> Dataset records
• • • •

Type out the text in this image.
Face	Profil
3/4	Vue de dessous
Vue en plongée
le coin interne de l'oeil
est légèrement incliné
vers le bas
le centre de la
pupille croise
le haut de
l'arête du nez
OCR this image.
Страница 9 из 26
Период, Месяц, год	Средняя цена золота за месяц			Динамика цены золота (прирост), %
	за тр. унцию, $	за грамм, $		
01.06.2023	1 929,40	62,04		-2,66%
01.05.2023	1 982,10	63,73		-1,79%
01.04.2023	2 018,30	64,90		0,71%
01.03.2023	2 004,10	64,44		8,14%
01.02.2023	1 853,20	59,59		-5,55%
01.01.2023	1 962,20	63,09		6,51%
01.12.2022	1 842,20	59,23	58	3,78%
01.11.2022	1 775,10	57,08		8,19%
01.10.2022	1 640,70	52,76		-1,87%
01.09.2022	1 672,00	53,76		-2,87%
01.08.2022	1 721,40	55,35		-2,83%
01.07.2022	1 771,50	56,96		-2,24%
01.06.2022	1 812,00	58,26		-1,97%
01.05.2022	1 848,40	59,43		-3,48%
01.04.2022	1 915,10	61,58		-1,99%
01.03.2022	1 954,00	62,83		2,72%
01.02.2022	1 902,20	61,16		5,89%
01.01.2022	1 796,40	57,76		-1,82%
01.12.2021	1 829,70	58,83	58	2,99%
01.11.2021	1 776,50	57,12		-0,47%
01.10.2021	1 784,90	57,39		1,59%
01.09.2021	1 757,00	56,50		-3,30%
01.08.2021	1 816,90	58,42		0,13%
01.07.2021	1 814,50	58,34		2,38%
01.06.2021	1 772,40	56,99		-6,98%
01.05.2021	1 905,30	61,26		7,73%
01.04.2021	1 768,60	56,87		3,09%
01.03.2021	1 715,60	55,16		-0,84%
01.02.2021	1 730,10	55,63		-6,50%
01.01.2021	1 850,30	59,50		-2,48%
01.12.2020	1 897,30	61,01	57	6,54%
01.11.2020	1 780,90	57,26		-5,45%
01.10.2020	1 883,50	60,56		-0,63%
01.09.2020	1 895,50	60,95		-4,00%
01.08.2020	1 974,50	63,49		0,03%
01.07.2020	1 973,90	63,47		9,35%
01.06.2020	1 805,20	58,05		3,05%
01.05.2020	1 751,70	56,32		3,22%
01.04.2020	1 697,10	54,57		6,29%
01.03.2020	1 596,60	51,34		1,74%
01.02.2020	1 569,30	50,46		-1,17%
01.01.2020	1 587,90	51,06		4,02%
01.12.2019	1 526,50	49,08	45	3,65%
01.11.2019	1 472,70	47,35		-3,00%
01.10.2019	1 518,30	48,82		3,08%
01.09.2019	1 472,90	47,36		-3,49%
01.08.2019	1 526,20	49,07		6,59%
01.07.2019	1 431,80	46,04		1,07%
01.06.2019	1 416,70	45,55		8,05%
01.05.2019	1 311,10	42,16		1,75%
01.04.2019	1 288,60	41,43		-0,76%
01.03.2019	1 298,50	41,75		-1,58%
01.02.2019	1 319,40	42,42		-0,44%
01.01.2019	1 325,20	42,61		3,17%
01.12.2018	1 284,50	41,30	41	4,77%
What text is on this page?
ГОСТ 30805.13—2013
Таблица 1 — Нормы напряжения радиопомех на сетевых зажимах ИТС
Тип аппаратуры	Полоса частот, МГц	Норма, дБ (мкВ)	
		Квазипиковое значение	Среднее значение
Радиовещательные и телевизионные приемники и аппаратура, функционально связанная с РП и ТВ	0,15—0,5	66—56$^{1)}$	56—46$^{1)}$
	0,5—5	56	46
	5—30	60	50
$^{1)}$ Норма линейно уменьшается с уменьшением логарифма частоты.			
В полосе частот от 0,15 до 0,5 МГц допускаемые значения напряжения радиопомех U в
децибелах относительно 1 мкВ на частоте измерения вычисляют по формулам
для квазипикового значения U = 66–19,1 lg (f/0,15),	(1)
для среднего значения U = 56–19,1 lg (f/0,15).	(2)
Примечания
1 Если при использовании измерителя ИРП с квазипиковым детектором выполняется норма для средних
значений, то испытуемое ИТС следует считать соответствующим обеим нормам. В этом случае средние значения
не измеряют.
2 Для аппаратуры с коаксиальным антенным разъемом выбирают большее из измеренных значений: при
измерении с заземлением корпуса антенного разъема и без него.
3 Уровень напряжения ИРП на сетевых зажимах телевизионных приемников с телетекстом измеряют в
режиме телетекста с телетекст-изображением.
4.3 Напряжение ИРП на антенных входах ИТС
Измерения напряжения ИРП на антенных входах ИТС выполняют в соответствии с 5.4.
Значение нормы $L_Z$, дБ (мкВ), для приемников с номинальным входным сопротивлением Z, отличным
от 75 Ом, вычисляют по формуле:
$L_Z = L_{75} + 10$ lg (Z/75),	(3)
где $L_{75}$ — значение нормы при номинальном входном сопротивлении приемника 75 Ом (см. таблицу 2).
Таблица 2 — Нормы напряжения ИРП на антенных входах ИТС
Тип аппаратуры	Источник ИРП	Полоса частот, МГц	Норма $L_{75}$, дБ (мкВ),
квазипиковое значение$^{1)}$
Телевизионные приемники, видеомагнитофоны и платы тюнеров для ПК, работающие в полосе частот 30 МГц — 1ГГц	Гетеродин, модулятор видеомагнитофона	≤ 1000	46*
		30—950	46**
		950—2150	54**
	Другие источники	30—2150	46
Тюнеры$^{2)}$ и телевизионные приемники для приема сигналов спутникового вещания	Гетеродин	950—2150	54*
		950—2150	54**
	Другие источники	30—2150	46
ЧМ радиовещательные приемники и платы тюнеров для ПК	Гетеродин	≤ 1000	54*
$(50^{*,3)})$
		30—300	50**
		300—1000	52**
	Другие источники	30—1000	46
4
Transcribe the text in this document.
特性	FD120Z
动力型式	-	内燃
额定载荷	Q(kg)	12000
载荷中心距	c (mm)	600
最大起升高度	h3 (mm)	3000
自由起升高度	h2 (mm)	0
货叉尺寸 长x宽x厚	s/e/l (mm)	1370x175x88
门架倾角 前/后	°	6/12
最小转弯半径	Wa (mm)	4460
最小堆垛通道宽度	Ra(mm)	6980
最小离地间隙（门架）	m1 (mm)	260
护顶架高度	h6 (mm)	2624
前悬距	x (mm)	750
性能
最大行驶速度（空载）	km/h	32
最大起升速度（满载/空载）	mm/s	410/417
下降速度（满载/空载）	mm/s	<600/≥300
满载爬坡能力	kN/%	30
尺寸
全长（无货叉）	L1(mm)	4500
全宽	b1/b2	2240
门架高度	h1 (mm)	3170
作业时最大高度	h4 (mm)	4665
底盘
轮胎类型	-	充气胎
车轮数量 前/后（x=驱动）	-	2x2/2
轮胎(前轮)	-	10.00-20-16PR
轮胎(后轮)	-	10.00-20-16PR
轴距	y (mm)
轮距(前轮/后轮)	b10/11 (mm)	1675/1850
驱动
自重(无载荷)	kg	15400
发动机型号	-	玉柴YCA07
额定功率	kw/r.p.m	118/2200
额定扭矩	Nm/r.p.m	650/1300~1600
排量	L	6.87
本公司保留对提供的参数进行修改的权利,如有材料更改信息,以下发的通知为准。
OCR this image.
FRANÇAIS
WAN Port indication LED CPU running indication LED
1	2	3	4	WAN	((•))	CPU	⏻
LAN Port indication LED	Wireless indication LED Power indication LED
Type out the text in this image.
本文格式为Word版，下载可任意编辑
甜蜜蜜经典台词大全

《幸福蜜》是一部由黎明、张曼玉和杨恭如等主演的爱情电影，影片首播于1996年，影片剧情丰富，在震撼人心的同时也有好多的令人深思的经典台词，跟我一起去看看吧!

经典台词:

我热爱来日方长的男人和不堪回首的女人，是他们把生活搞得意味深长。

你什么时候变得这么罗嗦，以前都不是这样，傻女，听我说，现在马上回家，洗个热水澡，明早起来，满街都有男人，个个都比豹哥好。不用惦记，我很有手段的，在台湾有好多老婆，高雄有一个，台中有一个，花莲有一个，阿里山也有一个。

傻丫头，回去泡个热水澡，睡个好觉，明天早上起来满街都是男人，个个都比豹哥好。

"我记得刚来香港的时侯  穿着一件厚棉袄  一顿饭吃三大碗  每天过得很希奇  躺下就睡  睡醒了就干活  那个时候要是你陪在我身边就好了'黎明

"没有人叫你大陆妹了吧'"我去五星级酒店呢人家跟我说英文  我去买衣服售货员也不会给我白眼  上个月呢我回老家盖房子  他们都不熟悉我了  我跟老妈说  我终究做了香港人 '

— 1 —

• • • •

> Job
With the line containing "Transcribe the text in this document." as the first and the last line of the records as the final one, print exactly the lines in that span.

> Result
Transcribe the text in this document.
特性	FD120Z
动力型式	-	内燃
额定载荷	Q(kg)	12000
载荷中心距	c (mm)	600
最大起升高度	h3 (mm)	3000
自由起升高度	h2 (mm)	0
货叉尺寸 长x宽x厚	s/e/l (mm)	1370x175x88
门架倾角 前/后	°	6/12
最小转弯半径	Wa (mm)	4460
最小堆垛通道宽度	Ra(mm)	6980
最小离地间隙（门架）	m1 (mm)	260
护顶架高度	h6 (mm)	2624
前悬距	x (mm)	750
性能
最大行驶速度（空载）	km/h	32
最大起升速度（满载/空载）	mm/s	410/417
下降速度（满载/空载）	mm/s	<600/≥300
满载爬坡能力	kN/%	30
尺寸
全长（无货叉）	L1(mm)	4500
全宽	b1/b2	2240
门架高度	h1 (mm)	3170
作业时最大高度	h4 (mm)	4665
底盘
轮胎类型	-	充气胎
车轮数量 前/后（x=驱动）	-	2x2/2
轮胎(前轮)	-	10.00-20-16PR
轮胎(后轮)	-	10.00-20-16PR
轴距	y (mm)
轮距(前轮/后轮)	b10/11 (mm)	1675/1850
驱动
自重(无载荷)	kg	15400
发动机型号	-	玉柴YCA07
额定功率	kw/r.p.m	118/2200
额定扭矩	Nm/r.p.m	650/1300~1600
排量	L	6.87
本公司保留对提供的参数进行修改的权利,如有材料更改信息,以下发的通知为准。
OCR this image.
FRANÇAIS
WAN Port indication LED CPU running indication LED
1	2	3	4	WAN	((•))	CPU	⏻
LAN Port indication LED	Wireless indication LED Power indication LED
Type out the text in this image.
本文格式为Word版，下载可任意编辑
甜蜜蜜经典台词大全

《幸福蜜》是一部由黎明、张曼玉和杨恭如等主演的爱情电影，影片首播于1996年，影片剧情丰富，在震撼人心的同时也有好多的令人深思的经典台词，跟我一起去看看吧!

经典台词:

我热爱来日方长的男人和不堪回首的女人，是他们把生活搞得意味深长。

你什么时候变得这么罗嗦，以前都不是这样，傻女，听我说，现在马上回家，洗个热水澡，明早起来，满街都有男人，个个都比豹哥好。不用惦记，我很有手段的，在台湾有好多老婆，高雄有一个，台中有一个，花莲有一个，阿里山也有一个。

傻丫头，回去泡个热水澡，睡个好觉，明天早上起来满街都是男人，个个都比豹哥好。

"我记得刚来香港的时侯  穿着一件厚棉袄  一顿饭吃三大碗  每天过得很希奇  躺下就睡  睡醒了就干活  那个时候要是你陪在我身边就好了'黎明

"没有人叫你大陆妹了吧'"我去五星级酒店呢人家跟我说英文  我去买衣服售货员也不会给我白眼  上个月呢我回老家盖房子  他们都不熟悉我了  我跟老妈说  我终究做了香港人 '

— 1 —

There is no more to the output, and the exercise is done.